Problem details. Locate the string "desc" in the records below. Copy every line where it occurs.

-- START Given data --

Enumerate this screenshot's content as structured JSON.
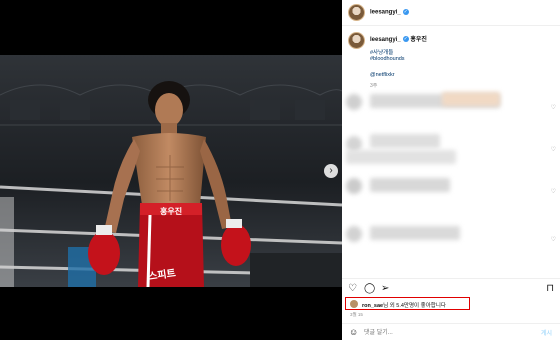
{
  "account": {
    "username": "leesangyi_"
  },
  "caption": {
    "collaborator": "홍우진",
    "hashtags": [
      "#사냥개들",
      "#bloodhounds"
    ],
    "mention": "@netflixkr",
    "time_ago": "3주"
  },
  "photo": {
    "trunks_text_top": "홍우진",
    "trunks_text_side": "스피트"
  },
  "actions": {
    "like_icon": "heart-icon",
    "comment_icon": "comment-icon",
    "share_icon": "share-icon",
    "save_icon": "bookmark-icon"
  },
  "likes": {
    "user": "ron_sae",
    "text": "님 외 5.4만명이 좋아합니다"
  },
  "post_date": "3월 15",
  "comment_box": {
    "placeholder": "댓글 달기...",
    "post_label": "게시"
  },
  "colors": {
    "verified": "#3897f0",
    "highlight_box": "#e00000",
    "link": "#00376b"
  }
}
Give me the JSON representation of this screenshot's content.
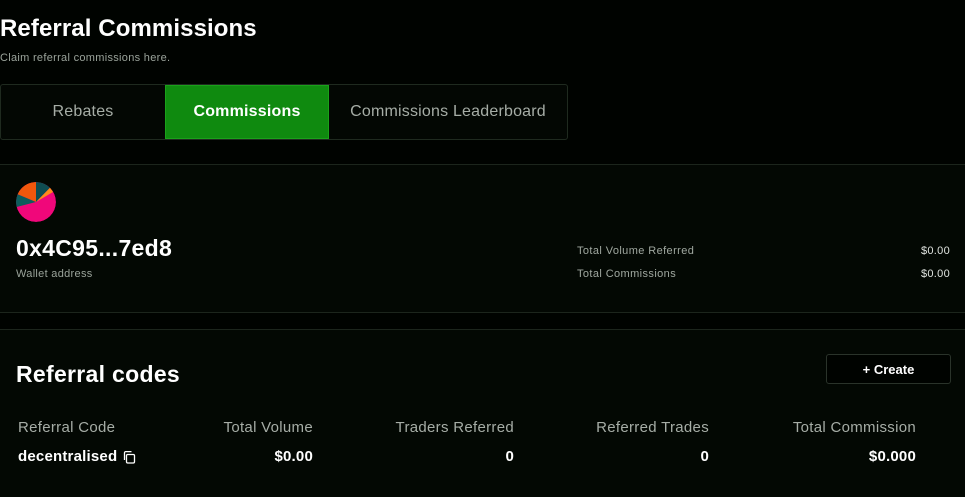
{
  "header": {
    "title": "Referral Commissions",
    "subtitle": "Claim referral commissions here."
  },
  "tabs": [
    {
      "label": "Rebates",
      "active": false
    },
    {
      "label": "Commissions",
      "active": true
    },
    {
      "label": "Commissions Leaderboard",
      "active": false
    }
  ],
  "wallet": {
    "address": "0x4C95...7ed8",
    "address_label": "Wallet address",
    "avatar_icon": "pie-avatar-icon",
    "stats": [
      {
        "label": "Total Volume Referred",
        "value": "$0.00"
      },
      {
        "label": "Total Commissions",
        "value": "$0.00"
      }
    ]
  },
  "referral_codes": {
    "title": "Referral codes",
    "create_label": "+ Create",
    "columns": [
      "Referral Code",
      "Total Volume",
      "Traders Referred",
      "Referred Trades",
      "Total Commission"
    ],
    "rows": [
      {
        "code": "decentralised",
        "total_volume": "$0.00",
        "traders_referred": "0",
        "referred_trades": "0",
        "total_commission": "$0.000"
      }
    ]
  },
  "colors": {
    "accent": "#0f8a0f",
    "background": "#000300"
  }
}
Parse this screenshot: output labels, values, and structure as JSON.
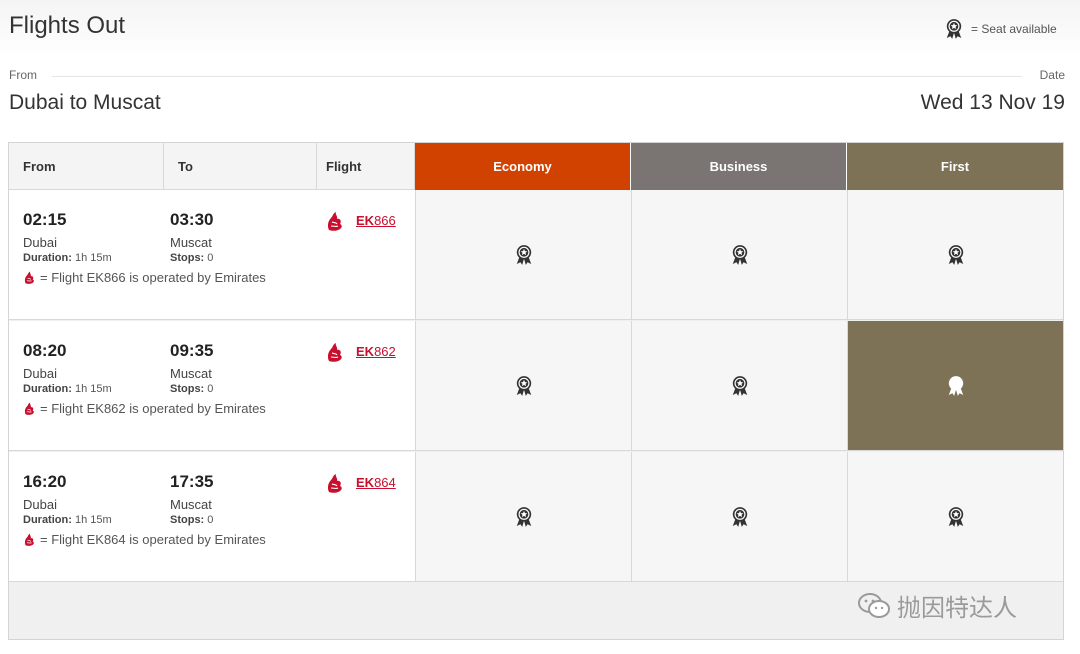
{
  "page": {
    "title": "Flights Out",
    "legend_text": "= Seat available",
    "from_label": "From",
    "date_label": "Date",
    "route": "Dubai to Muscat",
    "date": "Wed 13 Nov 19"
  },
  "colors": {
    "economy": "#d14200",
    "business": "#7a7472",
    "first": "#7d7256",
    "emirates_red": "#c8102e"
  },
  "table": {
    "headers": {
      "from": "From",
      "to": "To",
      "flight": "Flight",
      "economy": "Economy",
      "business": "Business",
      "first": "First"
    },
    "rows": [
      {
        "dep_time": "02:15",
        "dep_city": "Dubai",
        "duration_label": "Duration:",
        "duration": "1h 15m",
        "arr_time": "03:30",
        "arr_city": "Muscat",
        "stops_label": "Stops:",
        "stops": "0",
        "flight_prefix": "EK",
        "flight_number": "866",
        "operated": "= Flight EK866 is operated by Emirates"
      },
      {
        "dep_time": "08:20",
        "dep_city": "Dubai",
        "duration_label": "Duration:",
        "duration": "1h 15m",
        "arr_time": "09:35",
        "arr_city": "Muscat",
        "stops_label": "Stops:",
        "stops": "0",
        "flight_prefix": "EK",
        "flight_number": "862",
        "operated": "= Flight EK862 is operated by Emirates"
      },
      {
        "dep_time": "16:20",
        "dep_city": "Dubai",
        "duration_label": "Duration:",
        "duration": "1h 15m",
        "arr_time": "17:35",
        "arr_city": "Muscat",
        "stops_label": "Stops:",
        "stops": "0",
        "flight_prefix": "EK",
        "flight_number": "864",
        "operated": "= Flight EK864 is operated by Emirates"
      }
    ],
    "selected_cell": "row 2 first class"
  },
  "icons": {
    "seat": "seat-available-icon",
    "airline": "emirates-logo-icon",
    "watermark": "wechat-icon"
  },
  "watermark": "抛因特达人"
}
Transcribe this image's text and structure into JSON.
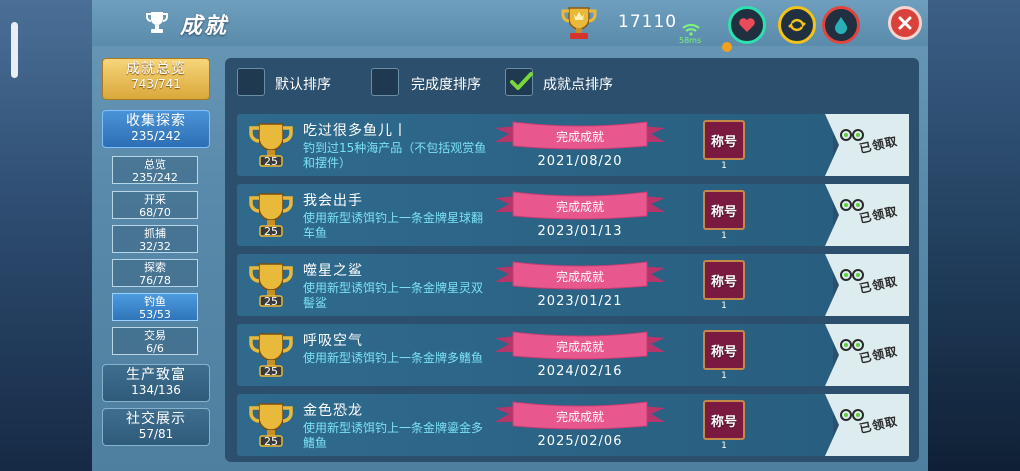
{
  "header": {
    "title": "成就",
    "score": "17110",
    "ping": "58ms",
    "icons": [
      "trophy-icon",
      "heart-icon",
      "power-icon",
      "drop-icon",
      "close-icon"
    ]
  },
  "nav": {
    "overview": {
      "label": "成就总览",
      "count": "743/741"
    },
    "explore": {
      "label": "收集探索",
      "count": "235/242"
    },
    "subs": [
      {
        "label": "总览",
        "count": "235/242"
      },
      {
        "label": "开采",
        "count": "68/70"
      },
      {
        "label": "抓捕",
        "count": "32/32"
      },
      {
        "label": "探索",
        "count": "76/78"
      },
      {
        "label": "钓鱼",
        "count": "53/53"
      },
      {
        "label": "交易",
        "count": "6/6"
      }
    ],
    "production": {
      "label": "生产致富",
      "count": "134/136"
    },
    "social": {
      "label": "社交展示",
      "count": "57/81"
    }
  },
  "sort": {
    "options": [
      {
        "label": "默认排序",
        "checked": false
      },
      {
        "label": "完成度排序",
        "checked": false
      },
      {
        "label": "成就点排序",
        "checked": true
      }
    ]
  },
  "achievements": [
    {
      "points": "25",
      "name": "吃过很多鱼儿丨",
      "desc": "钓到过15种海产品（不包括观赏鱼和摆件）",
      "status": "完成成就",
      "date": "2021/08/20",
      "badge": "称号",
      "badge_count": "1",
      "claim": "已领取"
    },
    {
      "points": "25",
      "name": "我会出手",
      "desc": "使用新型诱饵钓上一条金牌星球翻车鱼",
      "status": "完成成就",
      "date": "2023/01/13",
      "badge": "称号",
      "badge_count": "1",
      "claim": "已领取"
    },
    {
      "points": "25",
      "name": "噬星之鲨",
      "desc": "使用新型诱饵钓上一条金牌星灵双髻鲨",
      "status": "完成成就",
      "date": "2023/01/21",
      "badge": "称号",
      "badge_count": "1",
      "claim": "已领取"
    },
    {
      "points": "25",
      "name": "呼吸空气",
      "desc": "使用新型诱饵钓上一条金牌多鳍鱼",
      "status": "完成成就",
      "date": "2024/02/16",
      "badge": "称号",
      "badge_count": "1",
      "claim": "已领取"
    },
    {
      "points": "25",
      "name": "金色恐龙",
      "desc": "使用新型诱饵钓上一条金牌鎏金多鳍鱼",
      "status": "完成成就",
      "date": "2025/02/06",
      "badge": "称号",
      "badge_count": "1",
      "claim": "已领取"
    }
  ],
  "colors": {
    "panel": "#5a8aab",
    "row": "#2f6a8d",
    "ribbon": "#e8588e",
    "desc": "#7be1f5",
    "gold": "#e0b238",
    "close": "#d9423a"
  }
}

-- END Given data --

Written solution.
      "desc": "钓到过15种海产品（不包括观赏鱼和摆件）",
      "desc": "使用新型诱饵钓上一条金牌星球翻车鱼",
      "desc": "使用新型诱饵钓上一条金牌星灵双髻鲨",
      "desc": "使用新型诱饵钓上一条金牌多鳍鱼",
      "desc": "使用新型诱饵钓上一条金牌鎏金多鳍鱼",
    "desc": "#7be1f5",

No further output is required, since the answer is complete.